-- YOUR TASK --
Find the lines that include the string "druif" and report how many there are. Give no other text.

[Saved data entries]

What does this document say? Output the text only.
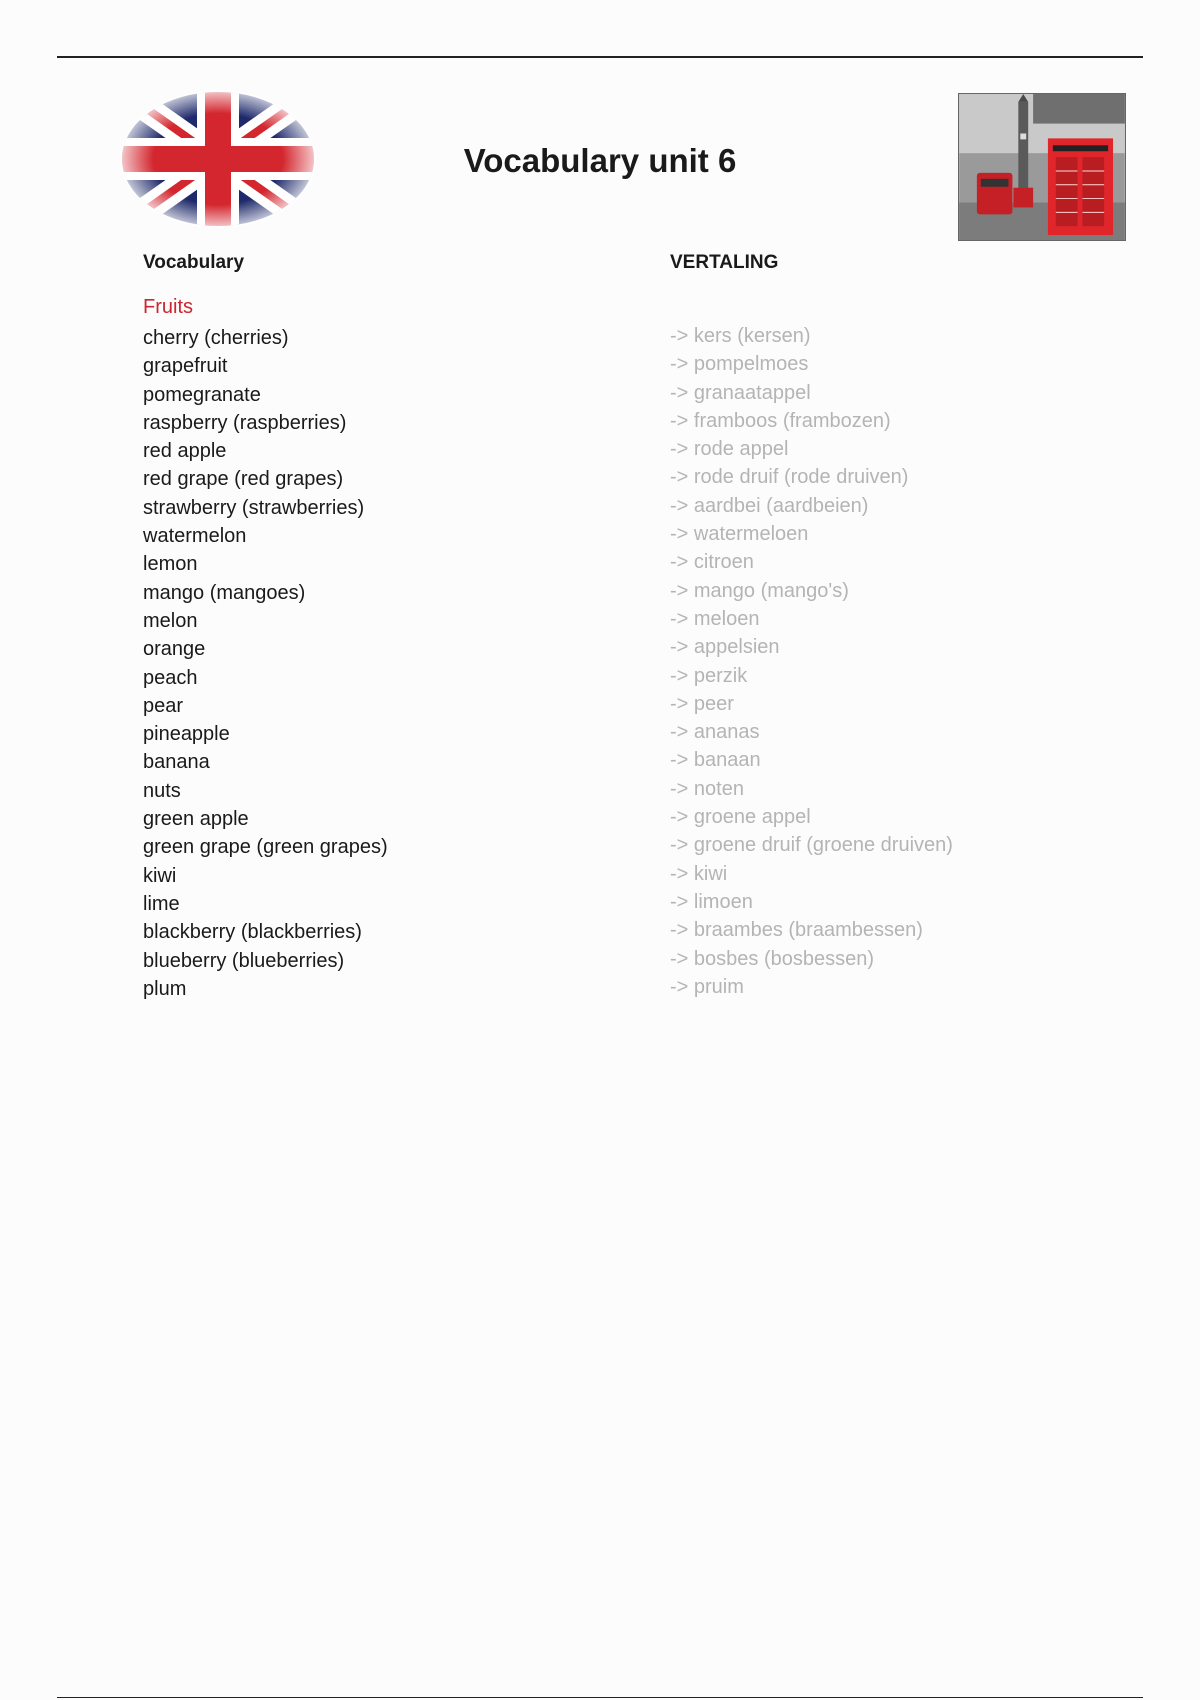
Vocabulary unit 6
Vocabulary	VERTALING
Fruits
cherry (cherries)	-> kers (kersen)
grapefruit	-> pompelmoes
pomegranate	-> granaatappel
raspberry (raspberries)	-> framboos (frambozen)
red apple	-> rode appel
red grape (red grapes)	-> rode druif (rode druiven)
strawberry (strawberries)	-> aardbei (aardbeien)
watermelon	-> watermeloen
lemon	-> citroen
mango (mangoes)	-> mango (mango's)
melon	-> meloen
orange	-> appelsien
peach	-> perzik
pear	-> peer
pineapple	-> ananas
banana	-> banaan
nuts	-> noten
green apple	-> groene appel
green grape (green grapes)	-> groene druif (groene druiven)
kiwi	-> kiwi
lime	-> limoen
blackberry (blackberries)	-> braambes (braambessen)
blueberry (blueberries)	-> bosbes (bosbessen)
plum	-> pruim
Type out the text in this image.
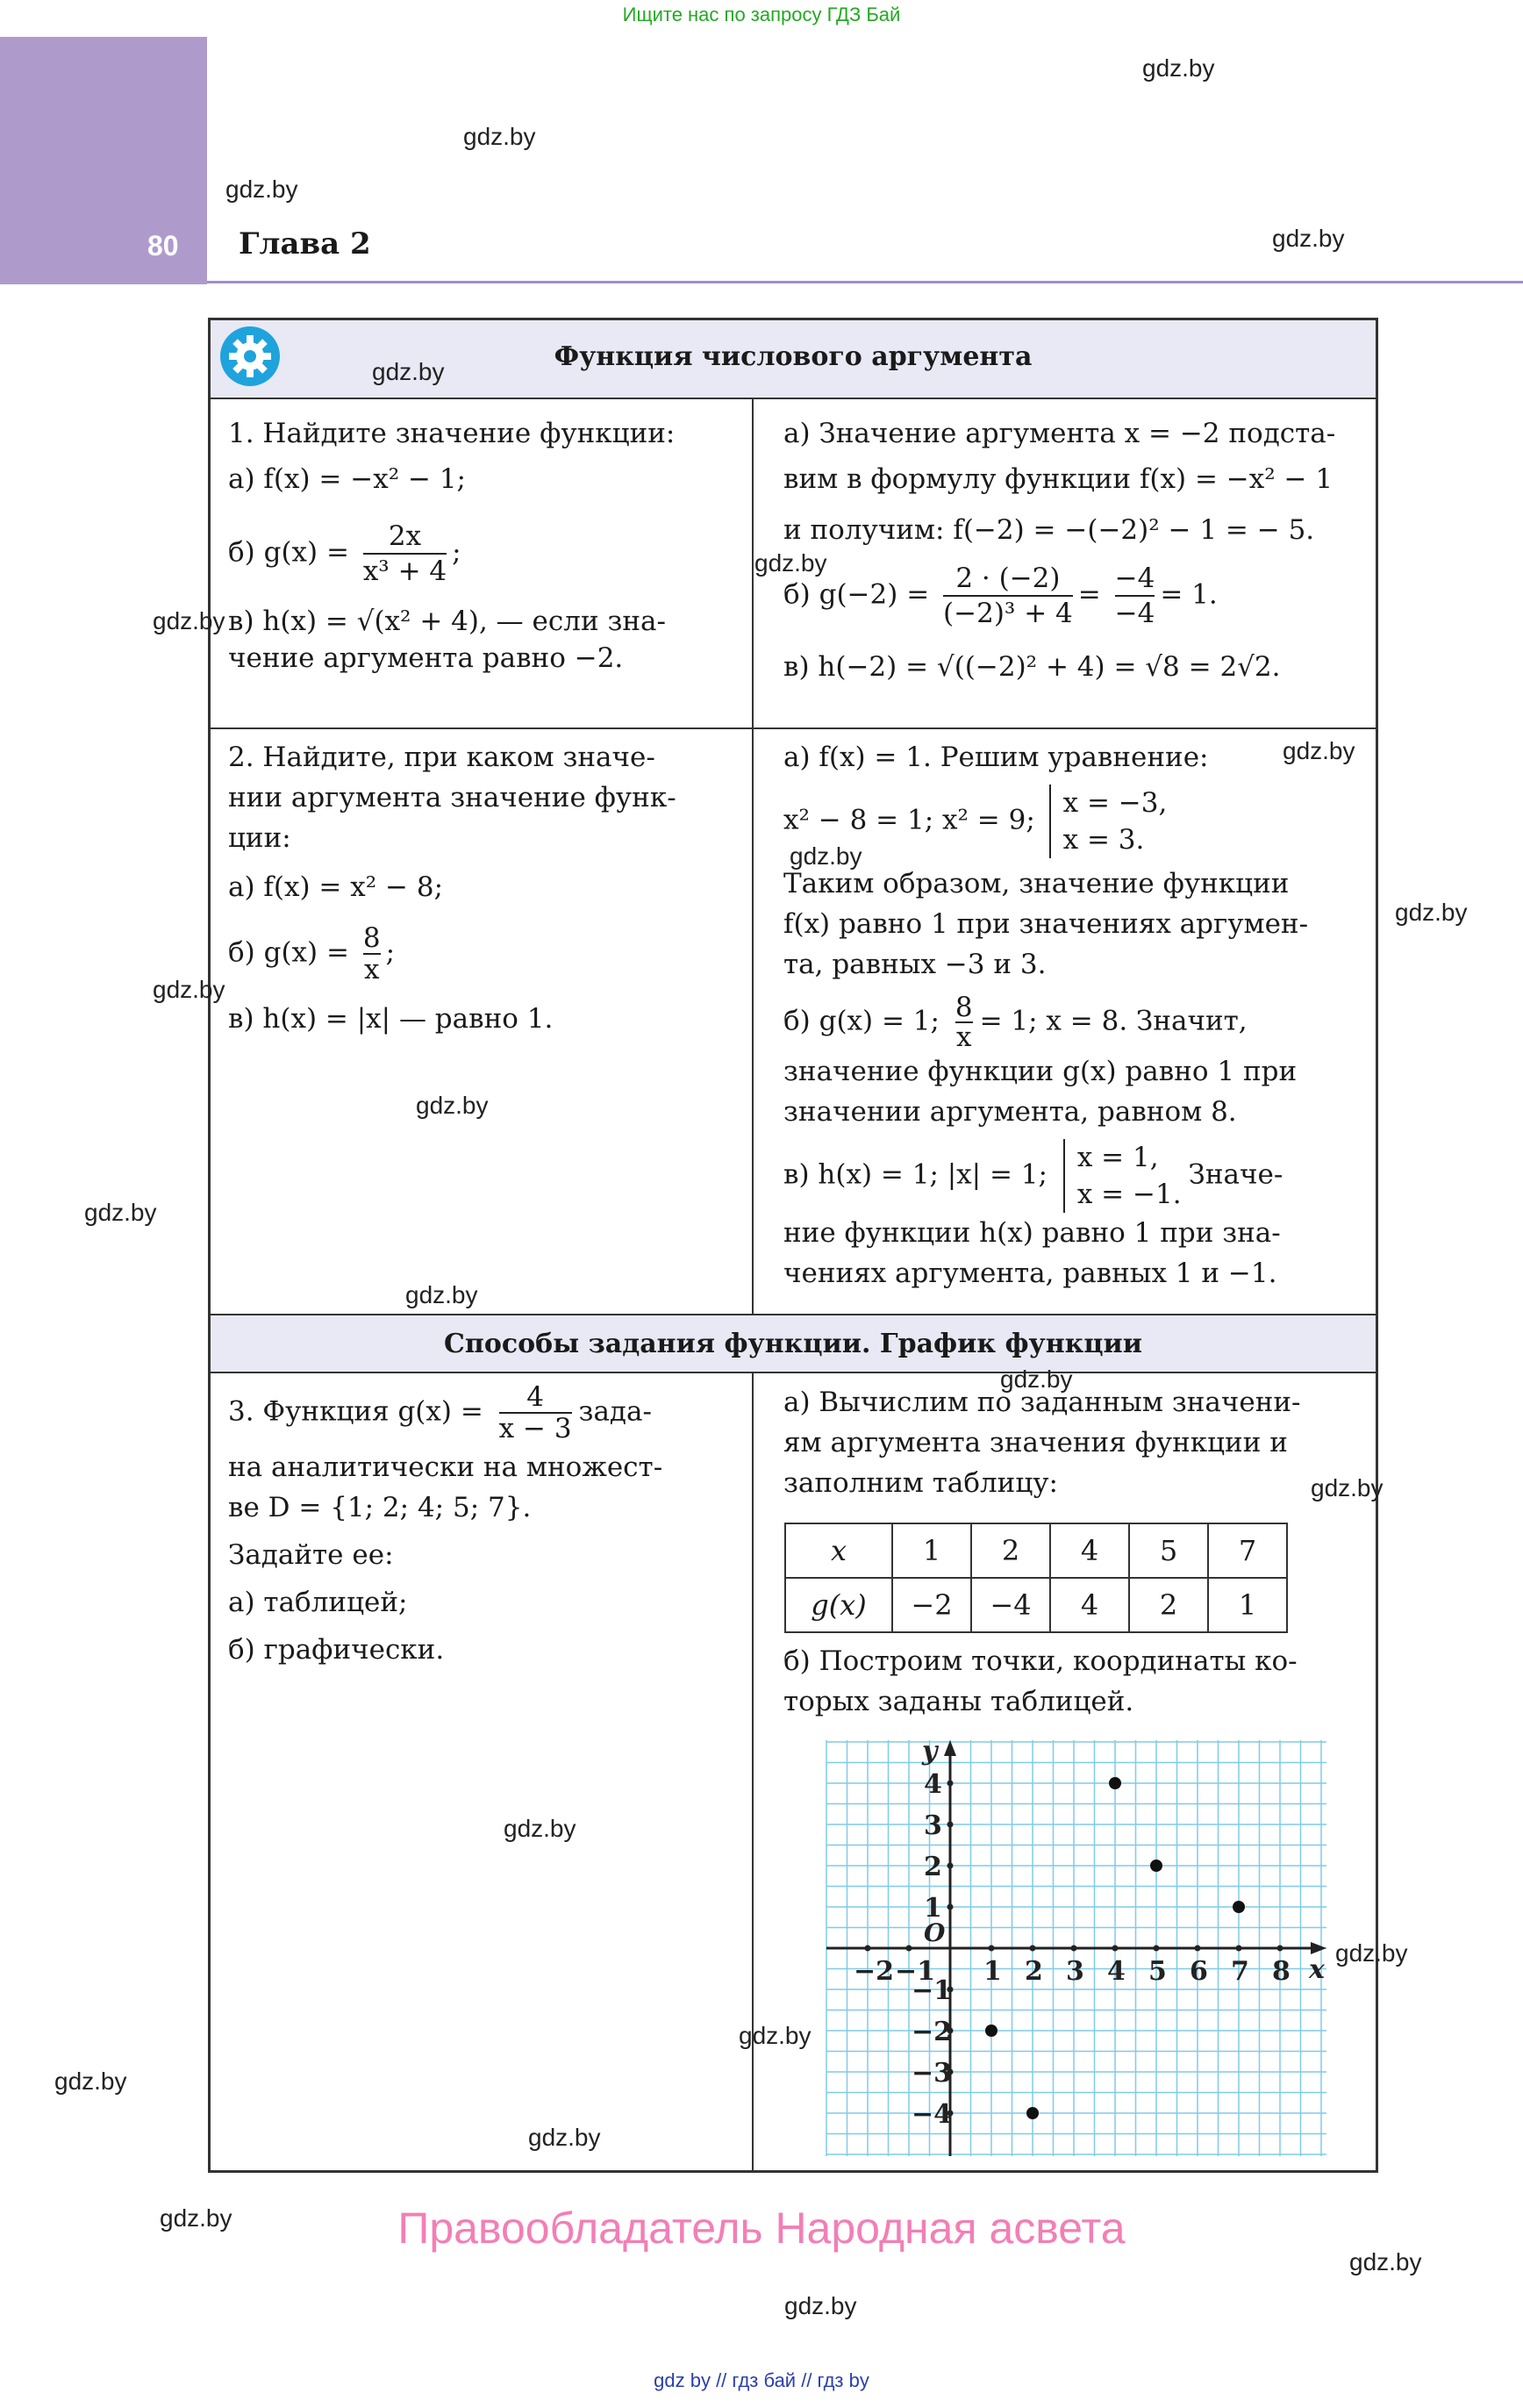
Ищите нас по запросу ГДЗ Бай
80 Глава 2
Функция числового аргумента
Способы задания функции. График функции

1. Найдите значение функции:

а) f(x) = −x² − 1;

б) $g(x) = \frac{2x}{\text{x³ + 4}}$ ;

в) h(x) = √(x² + 4), — если зна-

чение аргумента равно −2.

а) Значение аргумента x = −2 подста-

вим в формулу функции f(x) = −x² − 1

и получим: f(−2) = −(−2)² − 1 = − 5.

б) $g(-2) = \frac{2 \cdot (-2)}{\text{(−2)³ + 4}} = \frac{-4}{-4} = 1$.

в) h(−2) = √((−2)² + 4) = √8 = 2√2.

2. Найдите, при каком значе-

нии аргумента значение функ-

ции:

а) f(x) = x² − 8;

б) $g(x) = \frac{8}{x}$ ;

в) h(x) = |x| — равно 1.

а) f(x) = 1. Решим уравнение:

x² − 8 = 1; x² = 9;
x = −3,
x = 3.

Таким образом, значение функции

f(x) равно 1 при значениях аргумен-

та, равных −3 и 3.

б) g(x) = 1; $\frac{8}{x} = 1$; x = 8. Значит,

значение функции g(x) равно 1 при

значении аргумента, равном 8.

в) h(x) = 1; |x| = 1;
x = 1,
x = −1.
Значе-

ние функции h(x) равно 1 при зна-

чениях аргумента, равных 1 и −1.

3. Функция $g(x) = \frac{4}{x - 3}$ зада-

на аналитически на множест-

ве D = {1; 2; 4; 5; 7}.

Задайте ее:

а) таблицей;

б) графически.

а) Вычислим по заданным значени-

ям аргумента значения функции и

заполним таблицу:

x	1	2	4	5	7
g(x)	−2	−4	4	2	1

б) Построим точки, координаты ко-

торых заданы таблицей.

−2 −1 1 2 3 4 5 6 7 8
4
3
2
1
−1
−2
−3
−4
O
x
y
Правообладатель Народная асвета
gdz by // гдз бай // гдз by
gdz.by
gdz.by
gdz.by
gdz.by
gdz.by
gdz.by
gdz.by
gdz.by
gdz.by
gdz.by
gdz.by
gdz.by
gdz.by
gdz.by
gdz.by
gdz.by
gdz.by
gdz.by
gdz.by
gdz.by
gdz.by
gdz.by
gdz.by
gdz.by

-- CORRECT OUTPUT --
2